Aim:
In the entries below, find every line holding the string "after" and collect it.

• • •

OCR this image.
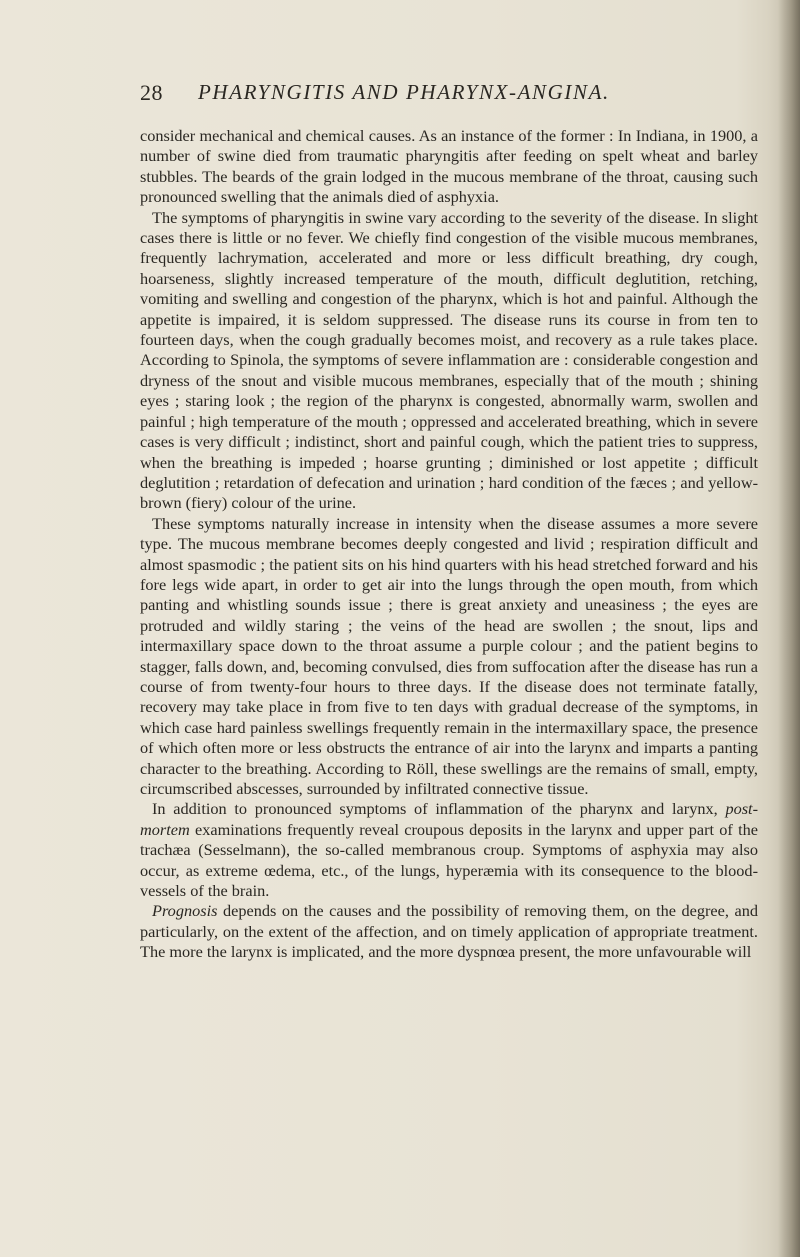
28 PHARYNGITIS AND PHARYNX-ANGINA.

consider mechanical and chemical causes. As an instance of the former : In Indiana, in 1900, a number of swine died from traumatic pharyngitis after feeding on spelt wheat and barley stubbles. The beards of the grain lodged in the mucous membrane of the throat, causing such pronounced swelling that the animals died of asphyxia.

The symptoms of pharyngitis in swine vary according to the severity of the disease. In slight cases there is little or no fever. We chiefly find congestion of the visible mucous membranes, frequently lachrymation, accelerated and more or less difficult breathing, dry cough, hoarseness, slightly increased temperature of the mouth, difficult deglutition, retching, vomiting and swelling and congestion of the pharynx, which is hot and painful. Although the appetite is impaired, it is seldom suppressed. The disease runs its course in from ten to fourteen days, when the cough gradually becomes moist, and recovery as a rule takes place. According to Spinola, the symptoms of severe inflammation are : considerable congestion and dryness of the snout and visible mucous membranes, especially that of the mouth ; shining eyes ; staring look ; the region of the pharynx is congested, abnormally warm, swollen and painful ; high temperature of the mouth ; oppressed and accelerated breathing, which in severe cases is very difficult ; indistinct, short and painful cough, which the patient tries to suppress, when the breathing is impeded ; hoarse grunting ; diminished or lost appetite ; difficult deglutition ; retardation of defecation and urination ; hard condition of the fæces ; and yellow-brown (fiery) colour of the urine.

These symptoms naturally increase in intensity when the disease assumes a more severe type. The mucous membrane becomes deeply congested and livid ; respiration difficult and almost spasmodic ; the patient sits on his hind quarters with his head stretched forward and his fore legs wide apart, in order to get air into the lungs through the open mouth, from which panting and whistling sounds issue ; there is great anxiety and uneasiness ; the eyes are protruded and wildly staring ; the veins of the head are swollen ; the snout, lips and intermaxillary space down to the throat assume a purple colour ; and the patient begins to stagger, falls down, and, becoming convulsed, dies from suffocation after the disease has run a course of from twenty-four hours to three days. If the disease does not terminate fatally, recovery may take place in from five to ten days with gradual decrease of the symptoms, in which case hard painless swellings frequently remain in the intermaxillary space, the presence of which often more or less obstructs the entrance of air into the larynx and imparts a panting character to the breathing. According to Röll, these swellings are the remains of small, empty, circumscribed abscesses, surrounded by infiltrated connective tissue.

In addition to pronounced symptoms of inflammation of the pharynx and larynx, post-mortem examinations frequently reveal croupous deposits in the larynx and upper part of the trachæa (Sesselmann), the so-called membranous croup. Symptoms of asphyxia may also occur, as extreme œdema, etc., of the lungs, hyperæmia with its consequence to the blood-vessels of the brain.

Prognosis depends on the causes and the possibility of removing them, on the degree, and particularly, on the extent of the affection, and on timely application of appropriate treatment. The more the larynx is implicated, and the more dyspnœa present, the more unfavourable will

• • •

Task output:
consider mechanical and chemical causes. As an instance of the former : In Indiana, in 1900, a number of swine died from traumatic pharyngitis after feeding on spelt wheat and barley stubbles. The beards of the grain lodged in the mucous membrane of the throat, causing such pronounced swelling that the animals died of asphyxia.
These symptoms naturally increase in intensity when the disease assumes a more severe type. The mucous membrane becomes deeply congested and livid ; respiration difficult and almost spasmodic ; the patient sits on his hind quarters with his head stretched forward and his fore legs wide apart, in order to get air into the lungs through the open mouth, from which panting and whistling sounds issue ; there is great anxiety and uneasiness ; the eyes are protruded and wildly staring ; the veins of the head are swollen ; the snout, lips and intermaxillary space down to the throat assume a purple colour ; and the patient begins to stagger, falls down, and, becoming convulsed, dies from suffocation after the disease has run a course of from twenty-four hours to three days. If the disease does not terminate fatally, recovery may take place in from five to ten days with gradual decrease of the symptoms, in which case hard painless swellings frequently remain in the intermaxillary space, the presence of which often more or less obstructs the entrance of air into the larynx and imparts a panting character to the breathing. According to Röll, these swellings are the remains of small, empty, circumscribed abscesses, surrounded by infiltrated connective tissue.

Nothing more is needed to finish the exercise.